Extracted data:
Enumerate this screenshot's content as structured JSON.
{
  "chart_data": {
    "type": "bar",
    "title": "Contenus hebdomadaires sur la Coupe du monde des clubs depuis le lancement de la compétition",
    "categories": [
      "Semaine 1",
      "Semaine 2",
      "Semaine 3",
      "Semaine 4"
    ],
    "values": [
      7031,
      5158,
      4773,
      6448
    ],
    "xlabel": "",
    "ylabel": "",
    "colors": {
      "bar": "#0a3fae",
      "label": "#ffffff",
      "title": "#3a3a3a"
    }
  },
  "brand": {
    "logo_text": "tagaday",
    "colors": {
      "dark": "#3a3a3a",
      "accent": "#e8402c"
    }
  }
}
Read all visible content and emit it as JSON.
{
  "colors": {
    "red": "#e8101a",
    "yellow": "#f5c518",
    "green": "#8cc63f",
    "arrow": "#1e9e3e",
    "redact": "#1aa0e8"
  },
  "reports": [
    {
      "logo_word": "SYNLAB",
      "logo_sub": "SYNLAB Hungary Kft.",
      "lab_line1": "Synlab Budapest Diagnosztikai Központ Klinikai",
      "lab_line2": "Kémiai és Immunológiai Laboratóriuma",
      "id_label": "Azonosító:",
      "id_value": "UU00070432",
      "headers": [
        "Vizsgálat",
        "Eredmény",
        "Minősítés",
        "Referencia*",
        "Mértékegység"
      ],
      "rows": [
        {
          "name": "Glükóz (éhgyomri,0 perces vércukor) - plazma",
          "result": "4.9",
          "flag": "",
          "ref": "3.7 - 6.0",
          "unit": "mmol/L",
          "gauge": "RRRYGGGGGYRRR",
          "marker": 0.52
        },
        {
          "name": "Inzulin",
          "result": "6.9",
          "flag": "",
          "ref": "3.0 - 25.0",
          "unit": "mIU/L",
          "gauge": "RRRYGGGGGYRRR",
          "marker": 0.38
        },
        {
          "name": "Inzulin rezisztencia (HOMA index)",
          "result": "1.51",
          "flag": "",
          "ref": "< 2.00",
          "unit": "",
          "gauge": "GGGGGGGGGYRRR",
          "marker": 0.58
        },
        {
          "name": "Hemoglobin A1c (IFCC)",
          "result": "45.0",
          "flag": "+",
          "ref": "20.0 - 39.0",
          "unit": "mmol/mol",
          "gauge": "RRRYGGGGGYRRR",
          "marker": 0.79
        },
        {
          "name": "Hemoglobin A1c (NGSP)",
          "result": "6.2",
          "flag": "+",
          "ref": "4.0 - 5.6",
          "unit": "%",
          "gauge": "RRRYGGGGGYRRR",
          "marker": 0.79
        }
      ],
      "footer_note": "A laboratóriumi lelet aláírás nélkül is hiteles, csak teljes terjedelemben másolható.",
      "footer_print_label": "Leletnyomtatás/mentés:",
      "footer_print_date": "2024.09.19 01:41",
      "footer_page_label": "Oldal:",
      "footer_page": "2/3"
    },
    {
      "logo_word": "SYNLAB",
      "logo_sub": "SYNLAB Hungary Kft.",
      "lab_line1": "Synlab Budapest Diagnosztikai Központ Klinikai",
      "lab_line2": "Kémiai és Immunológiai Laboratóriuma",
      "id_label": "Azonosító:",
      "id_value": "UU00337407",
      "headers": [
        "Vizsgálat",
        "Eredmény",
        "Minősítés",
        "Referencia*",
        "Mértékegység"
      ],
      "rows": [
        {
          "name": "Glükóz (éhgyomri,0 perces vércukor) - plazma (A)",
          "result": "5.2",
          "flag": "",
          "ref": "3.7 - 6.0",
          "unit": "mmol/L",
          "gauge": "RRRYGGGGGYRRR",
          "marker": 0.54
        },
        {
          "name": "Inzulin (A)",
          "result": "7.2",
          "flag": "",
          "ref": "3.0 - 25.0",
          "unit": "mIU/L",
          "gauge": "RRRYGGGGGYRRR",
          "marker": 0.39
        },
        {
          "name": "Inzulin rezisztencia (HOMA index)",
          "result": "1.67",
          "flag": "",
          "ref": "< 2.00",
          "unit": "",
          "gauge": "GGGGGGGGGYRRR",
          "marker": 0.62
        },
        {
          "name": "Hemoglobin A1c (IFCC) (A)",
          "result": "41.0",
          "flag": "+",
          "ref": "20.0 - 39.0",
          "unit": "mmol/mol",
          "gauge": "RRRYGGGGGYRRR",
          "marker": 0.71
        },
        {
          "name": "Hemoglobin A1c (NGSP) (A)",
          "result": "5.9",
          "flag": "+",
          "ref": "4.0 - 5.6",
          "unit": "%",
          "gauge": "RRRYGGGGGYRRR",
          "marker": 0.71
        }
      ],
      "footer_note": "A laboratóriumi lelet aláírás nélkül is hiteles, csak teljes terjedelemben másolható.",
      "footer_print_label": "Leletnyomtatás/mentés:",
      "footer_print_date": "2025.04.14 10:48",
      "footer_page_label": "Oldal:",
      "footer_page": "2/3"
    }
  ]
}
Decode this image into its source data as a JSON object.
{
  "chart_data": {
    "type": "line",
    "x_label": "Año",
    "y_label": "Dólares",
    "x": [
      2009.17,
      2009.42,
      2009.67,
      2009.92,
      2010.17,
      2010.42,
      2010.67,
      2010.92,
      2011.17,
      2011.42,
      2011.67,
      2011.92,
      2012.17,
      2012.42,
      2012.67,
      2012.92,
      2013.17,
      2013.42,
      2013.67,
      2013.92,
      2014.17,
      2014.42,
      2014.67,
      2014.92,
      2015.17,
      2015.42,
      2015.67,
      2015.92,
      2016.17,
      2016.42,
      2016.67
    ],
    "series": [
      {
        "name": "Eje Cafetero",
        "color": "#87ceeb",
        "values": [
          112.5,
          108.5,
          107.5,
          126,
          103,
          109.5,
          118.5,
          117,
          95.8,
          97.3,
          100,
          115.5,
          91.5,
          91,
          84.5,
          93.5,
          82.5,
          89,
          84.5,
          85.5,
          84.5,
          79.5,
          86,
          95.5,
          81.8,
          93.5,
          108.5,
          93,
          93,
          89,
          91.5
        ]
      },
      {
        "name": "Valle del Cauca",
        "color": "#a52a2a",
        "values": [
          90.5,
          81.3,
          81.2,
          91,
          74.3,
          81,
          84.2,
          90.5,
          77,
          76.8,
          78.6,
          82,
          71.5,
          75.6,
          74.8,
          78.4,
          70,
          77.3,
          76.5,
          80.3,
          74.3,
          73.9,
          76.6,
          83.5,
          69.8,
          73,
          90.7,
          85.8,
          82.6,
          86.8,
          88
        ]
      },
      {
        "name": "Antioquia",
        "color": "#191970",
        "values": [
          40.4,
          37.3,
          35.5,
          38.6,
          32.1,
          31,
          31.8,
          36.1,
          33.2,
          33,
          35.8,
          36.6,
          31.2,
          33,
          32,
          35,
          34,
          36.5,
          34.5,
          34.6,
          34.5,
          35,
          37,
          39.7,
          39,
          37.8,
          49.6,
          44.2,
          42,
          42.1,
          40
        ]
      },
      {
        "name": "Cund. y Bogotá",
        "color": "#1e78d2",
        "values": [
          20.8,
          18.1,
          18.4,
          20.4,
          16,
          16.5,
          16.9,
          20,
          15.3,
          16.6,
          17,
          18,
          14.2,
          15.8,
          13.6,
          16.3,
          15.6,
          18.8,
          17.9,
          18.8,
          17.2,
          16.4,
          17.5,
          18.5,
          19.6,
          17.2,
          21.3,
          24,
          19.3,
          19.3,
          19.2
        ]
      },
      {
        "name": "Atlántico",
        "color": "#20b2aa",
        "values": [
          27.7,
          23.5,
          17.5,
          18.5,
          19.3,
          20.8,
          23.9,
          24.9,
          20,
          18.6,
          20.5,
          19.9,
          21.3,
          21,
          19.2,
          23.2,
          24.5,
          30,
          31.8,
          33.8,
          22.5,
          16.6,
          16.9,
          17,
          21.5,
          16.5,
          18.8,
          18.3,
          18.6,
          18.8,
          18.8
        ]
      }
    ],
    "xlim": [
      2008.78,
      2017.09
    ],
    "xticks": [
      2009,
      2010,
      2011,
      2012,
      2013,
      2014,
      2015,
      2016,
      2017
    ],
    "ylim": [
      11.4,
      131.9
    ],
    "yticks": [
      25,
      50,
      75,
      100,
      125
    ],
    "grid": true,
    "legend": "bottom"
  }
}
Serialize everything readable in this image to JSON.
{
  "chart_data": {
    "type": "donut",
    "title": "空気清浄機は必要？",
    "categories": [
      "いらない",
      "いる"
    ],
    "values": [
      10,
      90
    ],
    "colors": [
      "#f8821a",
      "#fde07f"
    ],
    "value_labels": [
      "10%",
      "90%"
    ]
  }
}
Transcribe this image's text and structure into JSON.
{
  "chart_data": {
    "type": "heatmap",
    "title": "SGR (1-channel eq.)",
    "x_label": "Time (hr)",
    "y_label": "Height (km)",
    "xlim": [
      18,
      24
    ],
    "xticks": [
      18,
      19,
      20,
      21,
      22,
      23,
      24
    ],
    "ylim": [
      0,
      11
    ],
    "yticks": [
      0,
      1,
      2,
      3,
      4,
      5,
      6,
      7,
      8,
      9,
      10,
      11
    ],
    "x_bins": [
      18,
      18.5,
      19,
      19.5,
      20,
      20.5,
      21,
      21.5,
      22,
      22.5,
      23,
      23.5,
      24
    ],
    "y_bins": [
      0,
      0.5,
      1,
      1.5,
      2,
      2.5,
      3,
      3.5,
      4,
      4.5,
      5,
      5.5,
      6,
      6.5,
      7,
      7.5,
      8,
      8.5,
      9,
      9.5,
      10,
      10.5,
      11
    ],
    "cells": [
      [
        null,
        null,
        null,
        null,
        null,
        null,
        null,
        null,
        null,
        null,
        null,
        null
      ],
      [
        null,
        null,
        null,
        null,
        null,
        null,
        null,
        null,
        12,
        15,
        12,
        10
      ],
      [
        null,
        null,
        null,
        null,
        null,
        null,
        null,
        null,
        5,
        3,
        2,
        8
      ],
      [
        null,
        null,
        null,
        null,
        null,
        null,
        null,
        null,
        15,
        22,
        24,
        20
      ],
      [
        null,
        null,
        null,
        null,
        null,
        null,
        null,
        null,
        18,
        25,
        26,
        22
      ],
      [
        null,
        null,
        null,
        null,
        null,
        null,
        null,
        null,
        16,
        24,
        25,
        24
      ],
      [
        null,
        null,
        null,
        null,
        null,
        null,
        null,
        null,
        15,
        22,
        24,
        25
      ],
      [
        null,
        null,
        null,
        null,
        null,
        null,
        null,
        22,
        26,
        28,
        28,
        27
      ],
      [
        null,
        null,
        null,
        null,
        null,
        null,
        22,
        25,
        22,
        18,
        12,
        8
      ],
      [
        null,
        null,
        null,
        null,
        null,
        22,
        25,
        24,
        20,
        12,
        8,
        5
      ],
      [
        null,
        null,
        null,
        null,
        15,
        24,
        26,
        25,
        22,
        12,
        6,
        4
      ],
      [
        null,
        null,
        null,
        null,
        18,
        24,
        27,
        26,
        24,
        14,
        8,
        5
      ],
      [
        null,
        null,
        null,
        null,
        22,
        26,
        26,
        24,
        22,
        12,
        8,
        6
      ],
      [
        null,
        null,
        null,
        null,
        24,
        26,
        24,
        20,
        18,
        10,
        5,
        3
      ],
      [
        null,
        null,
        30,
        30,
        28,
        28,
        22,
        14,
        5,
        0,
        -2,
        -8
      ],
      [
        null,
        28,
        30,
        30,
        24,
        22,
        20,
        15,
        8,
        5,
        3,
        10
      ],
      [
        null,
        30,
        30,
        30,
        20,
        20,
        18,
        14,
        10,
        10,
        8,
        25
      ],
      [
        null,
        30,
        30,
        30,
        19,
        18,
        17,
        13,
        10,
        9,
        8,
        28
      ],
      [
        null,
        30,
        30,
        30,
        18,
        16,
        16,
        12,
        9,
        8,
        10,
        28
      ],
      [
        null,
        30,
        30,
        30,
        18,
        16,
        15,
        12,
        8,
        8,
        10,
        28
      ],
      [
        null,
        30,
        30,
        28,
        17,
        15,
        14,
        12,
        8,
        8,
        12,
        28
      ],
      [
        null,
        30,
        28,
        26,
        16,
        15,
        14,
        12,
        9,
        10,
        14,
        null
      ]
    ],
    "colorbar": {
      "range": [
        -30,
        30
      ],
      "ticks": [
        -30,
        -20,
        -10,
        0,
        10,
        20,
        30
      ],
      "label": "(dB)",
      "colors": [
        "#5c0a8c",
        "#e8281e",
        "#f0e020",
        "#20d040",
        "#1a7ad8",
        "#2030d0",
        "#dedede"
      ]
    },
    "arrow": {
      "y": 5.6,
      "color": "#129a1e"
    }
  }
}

What the exercise asks: Check each line of the records above for "IFCC", and copy those that have it.

Exercise solution:
          "name": "Hemoglobin A1c (IFCC)",
          "name": "Hemoglobin A1c (IFCC) (A)",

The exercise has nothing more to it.